THE TASK ▸
Repeat every record below exactly, but leave out any pictures.

SUPPLIED MATERIAL ▸
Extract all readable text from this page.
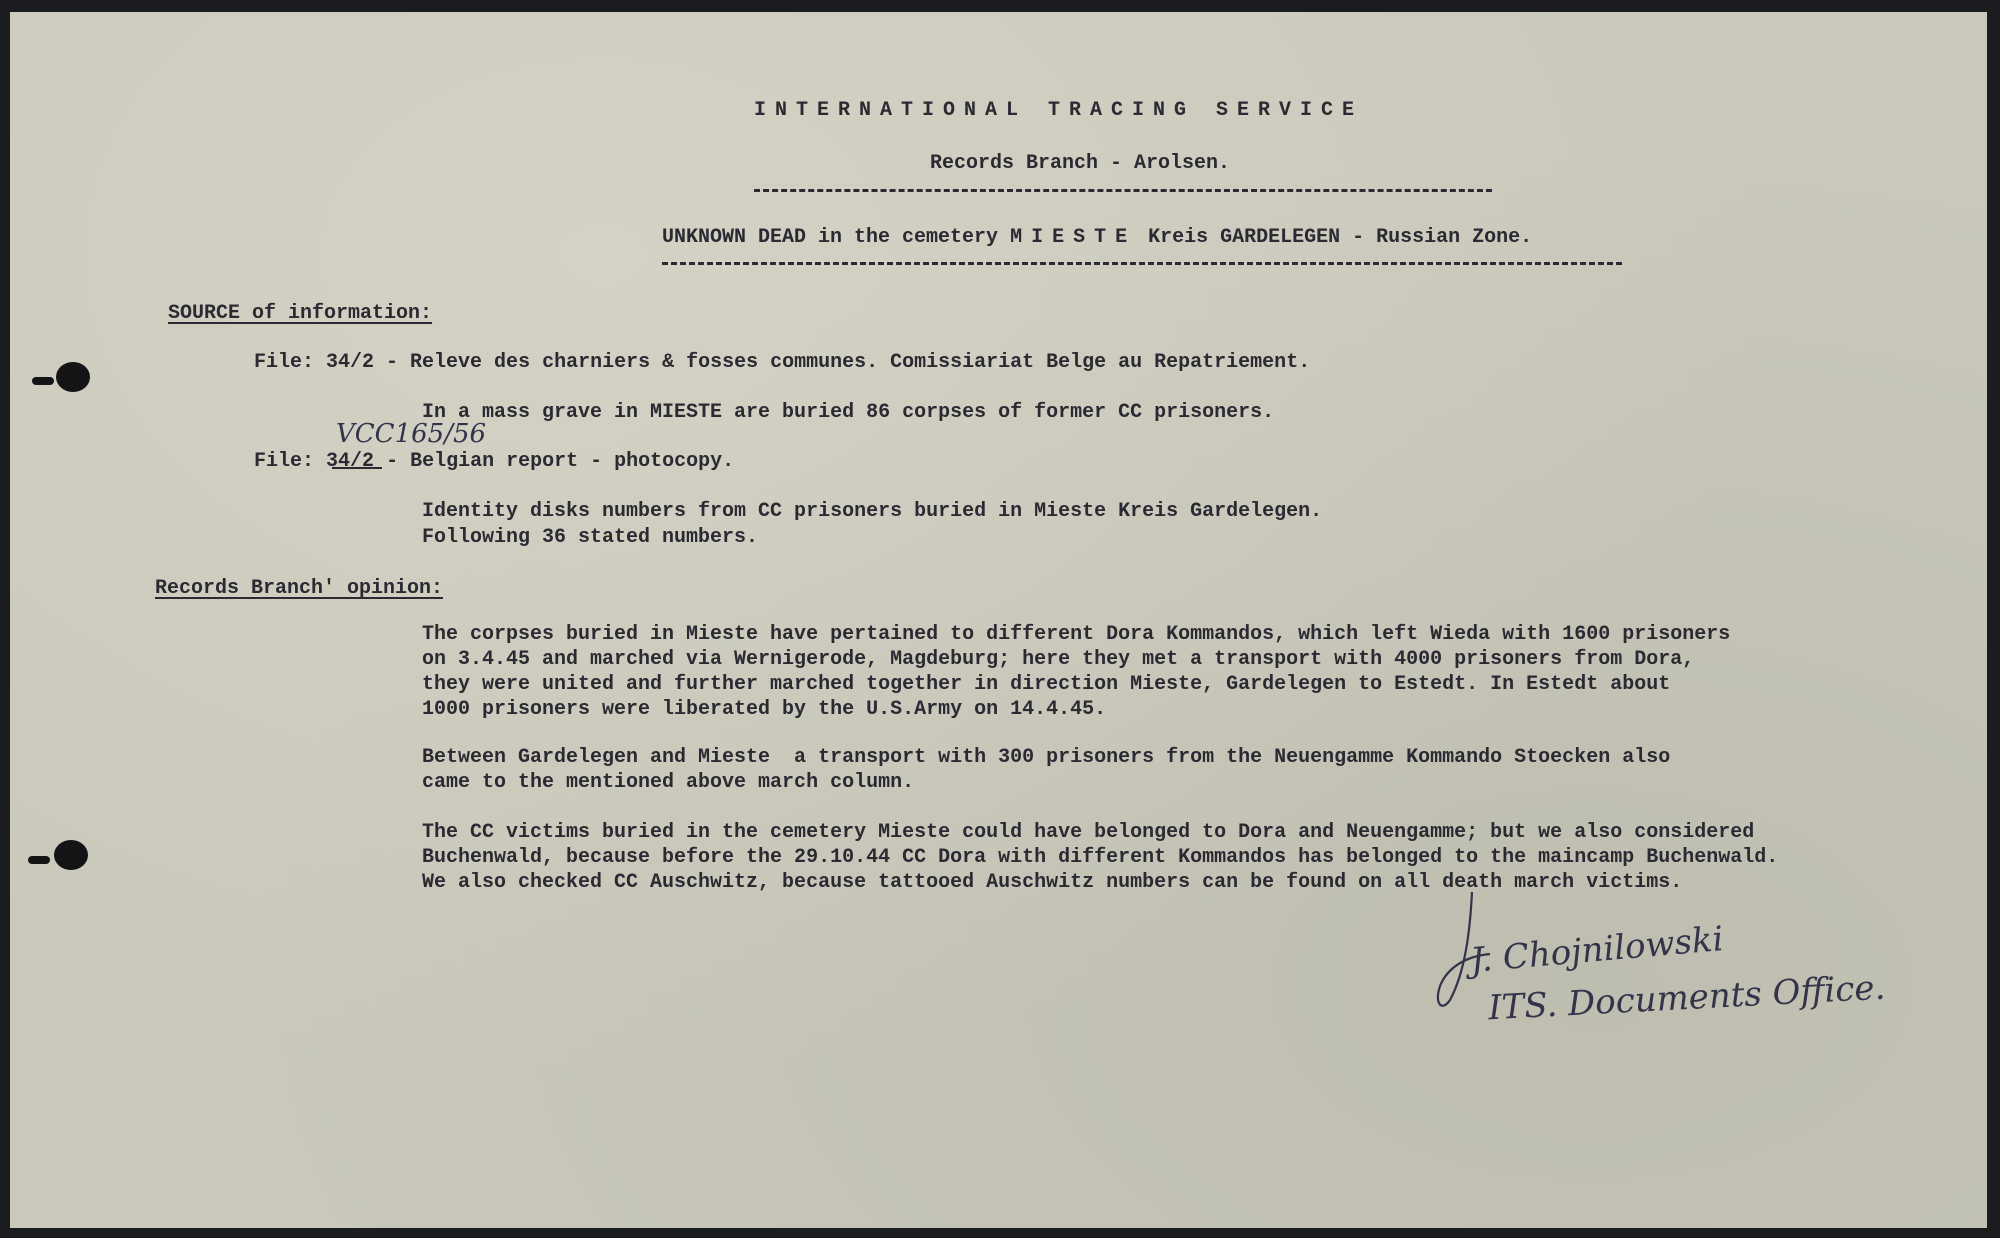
INTERNATIONAL TRACING SERVICE
Records Branch - Arolsen.
UNKNOWN DEAD in the cemetery MIESTE Kreis GARDELEGEN - Russian Zone.
SOURCE of information:
File: 34/2 - Releve des charniers & fosses communes. Comissiariat Belge au Repatriement.
In a mass grave in MIESTE are buried 86 corpses of former CC prisoners.
VCC165/56
File: 34/2 - Belgian report - photocopy.
Identity disks numbers from CC prisoners buried in Mieste Kreis Gardelegen.
Following 36 stated numbers.
Records Branch' opinion:
The corpses buried in Mieste have pertained to different Dora Kommandos, which left Wieda with 1600 prisoners
on 3.4.45 and marched via Wernigerode, Magdeburg; here they met a transport with 4000 prisoners from Dora,
they were united and further marched together in direction Mieste, Gardelegen to Estedt. In Estedt about
1000 prisoners were liberated by the U.S.Army on 14.4.45.
Between Gardelegen and Mieste  a transport with 300 prisoners from the Neuengamme Kommando Stoecken also
came to the mentioned above march column.
The CC victims buried in the cemetery Mieste could have belonged to Dora and Neuengamme; but we also considered
Buchenwald, because before the 29.10.44 CC Dora with different Kommandos has belonged to the maincamp Buchenwald.
We also checked CC Auschwitz, because tattooed Auschwitz numbers can be found on all death march victims.
J. Chojnilowski
ITS. Documents Office.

RESPONSE TO THIS EXERCISE ▸
Extract all readable text from this page.
INTERNATIONAL TRACING SERVICE
Records Branch - Arolsen.
UNKNOWN DEAD in the cemetery MIESTE Kreis GARDELEGEN - Russian Zone.
SOURCE of information:
File: 34/2 - Releve des charniers & fosses communes. Comissiariat Belge au Repatriement.
In a mass grave in MIESTE are buried 86 corpses of former CC prisoners.
VCC165/56
File: 34/2 - Belgian report - photocopy.
Identity disks numbers from CC prisoners buried in Mieste Kreis Gardelegen.
Following 36 stated numbers.
Records Branch' opinion:
The corpses buried in Mieste have pertained to different Dora Kommandos, which left Wieda with 1600 prisoners
on 3.4.45 and marched via Wernigerode, Magdeburg; here they met a transport with 4000 prisoners from Dora,
they were united and further marched together in direction Mieste, Gardelegen to Estedt. In Estedt about
1000 prisoners were liberated by the U.S.Army on 14.4.45.
Between Gardelegen and Mieste  a transport with 300 prisoners from the Neuengamme Kommando Stoecken also
came to the mentioned above march column.
The CC victims buried in the cemetery Mieste could have belonged to Dora and Neuengamme; but we also considered
Buchenwald, because before the 29.10.44 CC Dora with different Kommandos has belonged to the maincamp Buchenwald.
We also checked CC Auschwitz, because tattooed Auschwitz numbers can be found on all death march victims.
J. Chojnilowski
ITS. Documents Office.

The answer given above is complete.